Given task.
Select the lines below containing the word "Speaker".

>> START Dataset entries

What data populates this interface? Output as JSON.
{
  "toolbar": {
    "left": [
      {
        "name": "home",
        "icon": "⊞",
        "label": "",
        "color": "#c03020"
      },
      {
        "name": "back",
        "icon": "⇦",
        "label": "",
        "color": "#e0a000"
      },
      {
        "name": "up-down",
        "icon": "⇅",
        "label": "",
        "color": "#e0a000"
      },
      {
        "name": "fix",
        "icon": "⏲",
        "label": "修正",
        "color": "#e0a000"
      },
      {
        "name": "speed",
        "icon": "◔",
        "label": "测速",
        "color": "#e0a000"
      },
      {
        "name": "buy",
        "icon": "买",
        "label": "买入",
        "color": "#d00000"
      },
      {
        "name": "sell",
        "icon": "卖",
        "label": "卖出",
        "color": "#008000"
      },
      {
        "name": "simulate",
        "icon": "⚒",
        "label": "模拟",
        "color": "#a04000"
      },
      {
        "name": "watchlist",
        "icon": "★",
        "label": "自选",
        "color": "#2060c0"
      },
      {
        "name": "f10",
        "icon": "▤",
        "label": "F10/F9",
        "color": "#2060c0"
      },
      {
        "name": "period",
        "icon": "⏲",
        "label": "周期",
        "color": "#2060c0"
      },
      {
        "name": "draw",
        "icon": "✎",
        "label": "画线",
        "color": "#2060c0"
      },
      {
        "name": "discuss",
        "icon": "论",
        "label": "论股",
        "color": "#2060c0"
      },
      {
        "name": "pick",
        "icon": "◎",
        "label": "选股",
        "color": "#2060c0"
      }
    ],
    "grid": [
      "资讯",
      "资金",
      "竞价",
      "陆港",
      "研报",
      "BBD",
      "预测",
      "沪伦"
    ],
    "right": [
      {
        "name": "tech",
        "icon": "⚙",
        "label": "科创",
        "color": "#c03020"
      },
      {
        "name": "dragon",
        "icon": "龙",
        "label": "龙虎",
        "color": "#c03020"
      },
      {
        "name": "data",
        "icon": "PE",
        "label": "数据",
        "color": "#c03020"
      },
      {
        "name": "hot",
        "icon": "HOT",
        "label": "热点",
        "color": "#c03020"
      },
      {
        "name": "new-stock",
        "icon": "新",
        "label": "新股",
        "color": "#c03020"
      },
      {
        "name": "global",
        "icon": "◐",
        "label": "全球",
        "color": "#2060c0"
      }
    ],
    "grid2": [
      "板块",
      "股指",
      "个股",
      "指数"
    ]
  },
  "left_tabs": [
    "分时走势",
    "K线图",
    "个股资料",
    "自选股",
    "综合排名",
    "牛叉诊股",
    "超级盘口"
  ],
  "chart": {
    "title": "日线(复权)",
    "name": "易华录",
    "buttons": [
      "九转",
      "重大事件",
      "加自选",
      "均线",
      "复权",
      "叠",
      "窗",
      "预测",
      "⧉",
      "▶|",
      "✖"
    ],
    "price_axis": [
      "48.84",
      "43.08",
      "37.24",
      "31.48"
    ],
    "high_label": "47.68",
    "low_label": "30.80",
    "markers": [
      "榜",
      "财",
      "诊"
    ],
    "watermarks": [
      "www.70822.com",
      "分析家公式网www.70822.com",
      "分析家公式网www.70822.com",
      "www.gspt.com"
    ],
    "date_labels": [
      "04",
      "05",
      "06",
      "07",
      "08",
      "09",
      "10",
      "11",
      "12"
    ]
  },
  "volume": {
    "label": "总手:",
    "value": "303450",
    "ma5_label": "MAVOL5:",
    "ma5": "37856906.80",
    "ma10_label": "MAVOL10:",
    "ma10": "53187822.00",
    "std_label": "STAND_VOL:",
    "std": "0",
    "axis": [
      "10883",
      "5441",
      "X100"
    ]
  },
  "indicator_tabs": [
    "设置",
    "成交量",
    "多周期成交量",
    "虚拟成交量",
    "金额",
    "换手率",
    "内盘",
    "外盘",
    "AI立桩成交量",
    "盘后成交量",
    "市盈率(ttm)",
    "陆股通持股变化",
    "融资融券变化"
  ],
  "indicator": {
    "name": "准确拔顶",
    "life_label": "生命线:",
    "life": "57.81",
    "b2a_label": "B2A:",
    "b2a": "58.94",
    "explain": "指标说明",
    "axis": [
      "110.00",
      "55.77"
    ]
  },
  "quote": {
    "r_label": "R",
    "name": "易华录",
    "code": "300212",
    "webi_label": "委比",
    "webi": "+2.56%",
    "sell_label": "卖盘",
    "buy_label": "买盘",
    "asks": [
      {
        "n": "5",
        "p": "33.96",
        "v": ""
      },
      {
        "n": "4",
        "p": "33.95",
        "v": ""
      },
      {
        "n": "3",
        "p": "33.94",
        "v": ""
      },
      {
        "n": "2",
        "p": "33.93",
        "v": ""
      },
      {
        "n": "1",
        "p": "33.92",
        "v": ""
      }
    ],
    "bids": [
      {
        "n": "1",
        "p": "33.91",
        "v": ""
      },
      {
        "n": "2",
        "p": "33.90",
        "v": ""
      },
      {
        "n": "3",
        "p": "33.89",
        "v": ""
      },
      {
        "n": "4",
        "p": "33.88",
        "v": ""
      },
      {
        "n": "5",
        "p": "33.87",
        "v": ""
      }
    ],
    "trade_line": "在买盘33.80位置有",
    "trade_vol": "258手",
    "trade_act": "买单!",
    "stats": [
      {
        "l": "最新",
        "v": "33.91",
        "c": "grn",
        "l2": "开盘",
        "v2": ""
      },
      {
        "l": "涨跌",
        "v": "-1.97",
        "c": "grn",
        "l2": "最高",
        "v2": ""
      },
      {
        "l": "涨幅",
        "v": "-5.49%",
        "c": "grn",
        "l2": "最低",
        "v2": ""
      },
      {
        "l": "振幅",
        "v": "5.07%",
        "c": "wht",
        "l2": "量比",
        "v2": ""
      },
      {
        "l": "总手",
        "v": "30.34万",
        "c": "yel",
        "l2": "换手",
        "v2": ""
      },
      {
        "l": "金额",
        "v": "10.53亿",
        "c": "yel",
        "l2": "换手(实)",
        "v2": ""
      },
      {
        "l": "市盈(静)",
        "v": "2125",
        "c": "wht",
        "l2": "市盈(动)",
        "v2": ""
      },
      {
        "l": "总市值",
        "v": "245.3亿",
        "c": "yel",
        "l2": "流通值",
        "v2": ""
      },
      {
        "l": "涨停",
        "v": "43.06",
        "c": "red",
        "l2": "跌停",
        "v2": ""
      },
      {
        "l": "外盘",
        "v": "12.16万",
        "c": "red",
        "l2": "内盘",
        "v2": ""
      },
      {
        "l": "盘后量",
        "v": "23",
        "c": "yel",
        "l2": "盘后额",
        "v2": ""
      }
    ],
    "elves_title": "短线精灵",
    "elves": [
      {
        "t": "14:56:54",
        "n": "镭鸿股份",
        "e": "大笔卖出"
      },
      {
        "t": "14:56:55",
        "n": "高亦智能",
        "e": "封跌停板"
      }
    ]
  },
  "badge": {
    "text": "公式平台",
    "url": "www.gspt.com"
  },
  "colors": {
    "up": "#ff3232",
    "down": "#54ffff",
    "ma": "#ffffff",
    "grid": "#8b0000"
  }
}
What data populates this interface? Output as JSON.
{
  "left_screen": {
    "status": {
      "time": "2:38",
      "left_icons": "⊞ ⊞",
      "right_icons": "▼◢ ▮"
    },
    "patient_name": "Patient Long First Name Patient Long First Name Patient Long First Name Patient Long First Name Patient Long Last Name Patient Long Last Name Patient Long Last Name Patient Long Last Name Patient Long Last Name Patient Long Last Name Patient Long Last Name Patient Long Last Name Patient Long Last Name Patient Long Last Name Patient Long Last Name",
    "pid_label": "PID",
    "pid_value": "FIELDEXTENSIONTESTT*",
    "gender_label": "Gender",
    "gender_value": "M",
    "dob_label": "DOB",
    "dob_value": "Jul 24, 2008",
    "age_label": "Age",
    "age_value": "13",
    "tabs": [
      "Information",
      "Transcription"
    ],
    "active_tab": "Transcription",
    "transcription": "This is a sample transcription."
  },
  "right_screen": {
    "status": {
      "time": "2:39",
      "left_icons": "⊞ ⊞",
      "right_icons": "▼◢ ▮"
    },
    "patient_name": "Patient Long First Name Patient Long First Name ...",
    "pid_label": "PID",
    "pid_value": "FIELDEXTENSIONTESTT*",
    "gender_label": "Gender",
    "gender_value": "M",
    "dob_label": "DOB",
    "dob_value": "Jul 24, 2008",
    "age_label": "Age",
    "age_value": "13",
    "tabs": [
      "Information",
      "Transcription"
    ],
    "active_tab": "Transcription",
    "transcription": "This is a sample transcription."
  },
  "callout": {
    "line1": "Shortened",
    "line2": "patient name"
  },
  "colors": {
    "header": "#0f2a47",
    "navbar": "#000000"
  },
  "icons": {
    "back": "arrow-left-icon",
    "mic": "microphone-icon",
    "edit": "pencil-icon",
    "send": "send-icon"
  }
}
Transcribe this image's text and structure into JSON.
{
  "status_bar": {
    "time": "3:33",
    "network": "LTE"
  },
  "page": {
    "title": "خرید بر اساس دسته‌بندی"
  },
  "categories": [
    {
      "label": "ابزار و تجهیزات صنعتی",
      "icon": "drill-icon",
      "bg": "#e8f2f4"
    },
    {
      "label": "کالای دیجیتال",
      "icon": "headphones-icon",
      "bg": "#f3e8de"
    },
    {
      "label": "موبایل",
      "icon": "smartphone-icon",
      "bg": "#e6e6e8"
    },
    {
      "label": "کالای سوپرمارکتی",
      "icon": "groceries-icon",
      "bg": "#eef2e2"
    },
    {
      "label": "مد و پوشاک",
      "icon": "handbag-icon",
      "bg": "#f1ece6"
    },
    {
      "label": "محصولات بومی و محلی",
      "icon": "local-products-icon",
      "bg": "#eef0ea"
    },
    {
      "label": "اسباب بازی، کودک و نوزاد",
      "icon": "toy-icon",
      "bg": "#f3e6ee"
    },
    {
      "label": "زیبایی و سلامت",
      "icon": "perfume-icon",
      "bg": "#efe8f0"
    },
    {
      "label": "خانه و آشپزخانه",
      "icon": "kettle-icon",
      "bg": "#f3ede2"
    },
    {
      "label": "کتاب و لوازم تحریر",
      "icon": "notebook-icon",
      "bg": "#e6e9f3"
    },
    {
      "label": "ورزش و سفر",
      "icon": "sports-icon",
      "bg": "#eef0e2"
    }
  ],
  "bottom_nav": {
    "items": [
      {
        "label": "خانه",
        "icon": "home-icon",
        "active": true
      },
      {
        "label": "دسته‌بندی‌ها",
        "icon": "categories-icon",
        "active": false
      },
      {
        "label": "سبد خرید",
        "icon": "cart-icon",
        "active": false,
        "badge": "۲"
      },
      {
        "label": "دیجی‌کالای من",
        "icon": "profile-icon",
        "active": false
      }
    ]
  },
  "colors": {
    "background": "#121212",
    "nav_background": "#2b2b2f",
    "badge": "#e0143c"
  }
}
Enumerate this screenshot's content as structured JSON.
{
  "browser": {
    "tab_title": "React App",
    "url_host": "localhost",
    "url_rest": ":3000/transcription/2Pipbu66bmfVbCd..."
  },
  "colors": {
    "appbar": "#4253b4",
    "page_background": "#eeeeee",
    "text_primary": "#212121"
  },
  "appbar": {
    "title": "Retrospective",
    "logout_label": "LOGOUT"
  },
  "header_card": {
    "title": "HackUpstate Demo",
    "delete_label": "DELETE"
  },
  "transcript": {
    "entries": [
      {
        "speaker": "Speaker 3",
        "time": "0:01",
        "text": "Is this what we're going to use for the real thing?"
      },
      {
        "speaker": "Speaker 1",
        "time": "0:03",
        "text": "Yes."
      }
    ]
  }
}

>> END Dataset entries

Exercise output.
        "speaker": "Speaker 3",
        "speaker": "Speaker 1",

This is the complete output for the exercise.